>> Begin Data shown

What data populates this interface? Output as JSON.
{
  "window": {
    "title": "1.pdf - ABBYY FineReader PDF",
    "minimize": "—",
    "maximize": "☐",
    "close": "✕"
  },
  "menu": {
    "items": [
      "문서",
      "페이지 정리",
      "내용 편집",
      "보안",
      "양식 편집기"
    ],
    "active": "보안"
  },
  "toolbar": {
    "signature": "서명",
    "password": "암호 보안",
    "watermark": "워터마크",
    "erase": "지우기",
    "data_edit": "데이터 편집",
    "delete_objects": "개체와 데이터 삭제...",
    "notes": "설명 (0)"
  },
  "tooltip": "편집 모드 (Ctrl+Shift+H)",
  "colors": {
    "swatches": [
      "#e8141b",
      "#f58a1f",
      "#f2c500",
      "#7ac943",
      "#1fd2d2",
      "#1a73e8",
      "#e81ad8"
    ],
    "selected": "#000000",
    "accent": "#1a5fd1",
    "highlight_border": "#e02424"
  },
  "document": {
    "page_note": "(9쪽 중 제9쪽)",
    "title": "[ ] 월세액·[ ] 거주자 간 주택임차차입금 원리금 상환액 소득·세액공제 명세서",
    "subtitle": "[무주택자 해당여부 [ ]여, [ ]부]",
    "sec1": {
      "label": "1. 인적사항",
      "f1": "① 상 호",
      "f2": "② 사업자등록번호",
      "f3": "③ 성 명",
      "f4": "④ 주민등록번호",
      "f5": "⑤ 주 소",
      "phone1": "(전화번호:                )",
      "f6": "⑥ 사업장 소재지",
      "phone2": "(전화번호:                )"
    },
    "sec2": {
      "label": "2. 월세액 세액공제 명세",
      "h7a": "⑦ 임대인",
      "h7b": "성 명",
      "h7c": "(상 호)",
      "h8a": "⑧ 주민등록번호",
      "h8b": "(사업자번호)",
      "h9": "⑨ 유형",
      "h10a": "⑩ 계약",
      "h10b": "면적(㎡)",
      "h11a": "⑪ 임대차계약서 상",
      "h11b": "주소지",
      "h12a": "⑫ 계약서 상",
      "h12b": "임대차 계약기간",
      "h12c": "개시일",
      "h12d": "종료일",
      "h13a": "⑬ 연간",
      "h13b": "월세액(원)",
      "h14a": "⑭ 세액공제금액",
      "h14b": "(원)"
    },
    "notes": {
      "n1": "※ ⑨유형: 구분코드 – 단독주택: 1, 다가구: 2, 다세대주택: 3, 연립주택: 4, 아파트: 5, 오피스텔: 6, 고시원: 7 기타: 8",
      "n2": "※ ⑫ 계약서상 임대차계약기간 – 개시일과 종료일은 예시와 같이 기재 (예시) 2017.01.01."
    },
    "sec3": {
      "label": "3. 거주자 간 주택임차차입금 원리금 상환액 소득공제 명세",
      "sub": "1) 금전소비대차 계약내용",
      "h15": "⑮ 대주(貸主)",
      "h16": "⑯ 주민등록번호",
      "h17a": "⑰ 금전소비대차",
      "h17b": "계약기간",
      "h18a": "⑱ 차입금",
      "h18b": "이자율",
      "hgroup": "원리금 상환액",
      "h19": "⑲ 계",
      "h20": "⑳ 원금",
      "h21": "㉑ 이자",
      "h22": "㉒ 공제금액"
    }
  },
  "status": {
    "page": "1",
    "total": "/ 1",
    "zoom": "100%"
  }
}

>> End Data shown

Repeat the records above exactly as they appear.

What data populates this interface? Output as JSON.
{
  "window": {
    "title": "1.pdf - ABBYY FineReader PDF",
    "minimize": "—",
    "maximize": "☐",
    "close": "✕"
  },
  "menu": {
    "items": [
      "문서",
      "페이지 정리",
      "내용 편집",
      "보안",
      "양식 편집기"
    ],
    "active": "보안"
  },
  "toolbar": {
    "signature": "서명",
    "password": "암호 보안",
    "watermark": "워터마크",
    "erase": "지우기",
    "data_edit": "데이터 편집",
    "delete_objects": "개체와 데이터 삭제...",
    "notes": "설명 (0)"
  },
  "tooltip": "편집 모드 (Ctrl+Shift+H)",
  "colors": {
    "swatches": [
      "#e8141b",
      "#f58a1f",
      "#f2c500",
      "#7ac943",
      "#1fd2d2",
      "#1a73e8",
      "#e81ad8"
    ],
    "selected": "#000000",
    "accent": "#1a5fd1",
    "highlight_border": "#e02424"
  },
  "document": {
    "page_note": "(9쪽 중 제9쪽)",
    "title": "[ ] 월세액·[ ] 거주자 간 주택임차차입금 원리금 상환액 소득·세액공제 명세서",
    "subtitle": "[무주택자 해당여부 [ ]여, [ ]부]",
    "sec1": {
      "label": "1. 인적사항",
      "f1": "① 상 호",
      "f2": "② 사업자등록번호",
      "f3": "③ 성 명",
      "f4": "④ 주민등록번호",
      "f5": "⑤ 주 소",
      "phone1": "(전화번호:                )",
      "f6": "⑥ 사업장 소재지",
      "phone2": "(전화번호:                )"
    },
    "sec2": {
      "label": "2. 월세액 세액공제 명세",
      "h7a": "⑦ 임대인",
      "h7b": "성 명",
      "h7c": "(상 호)",
      "h8a": "⑧ 주민등록번호",
      "h8b": "(사업자번호)",
      "h9": "⑨ 유형",
      "h10a": "⑩ 계약",
      "h10b": "면적(㎡)",
      "h11a": "⑪ 임대차계약서 상",
      "h11b": "주소지",
      "h12a": "⑫ 계약서 상",
      "h12b": "임대차 계약기간",
      "h12c": "개시일",
      "h12d": "종료일",
      "h13a": "⑬ 연간",
      "h13b": "월세액(원)",
      "h14a": "⑭ 세액공제금액",
      "h14b": "(원)"
    },
    "notes": {
      "n1": "※ ⑨유형: 구분코드 – 단독주택: 1, 다가구: 2, 다세대주택: 3, 연립주택: 4, 아파트: 5, 오피스텔: 6, 고시원: 7 기타: 8",
      "n2": "※ ⑫ 계약서상 임대차계약기간 – 개시일과 종료일은 예시와 같이 기재 (예시) 2017.01.01."
    },
    "sec3": {
      "label": "3. 거주자 간 주택임차차입금 원리금 상환액 소득공제 명세",
      "sub": "1) 금전소비대차 계약내용",
      "h15": "⑮ 대주(貸主)",
      "h16": "⑯ 주민등록번호",
      "h17a": "⑰ 금전소비대차",
      "h17b": "계약기간",
      "h18a": "⑱ 차입금",
      "h18b": "이자율",
      "hgroup": "원리금 상환액",
      "h19": "⑲ 계",
      "h20": "⑳ 원금",
      "h21": "㉑ 이자",
      "h22": "㉒ 공제금액"
    }
  },
  "status": {
    "page": "1",
    "total": "/ 1",
    "zoom": "100%"
  }
}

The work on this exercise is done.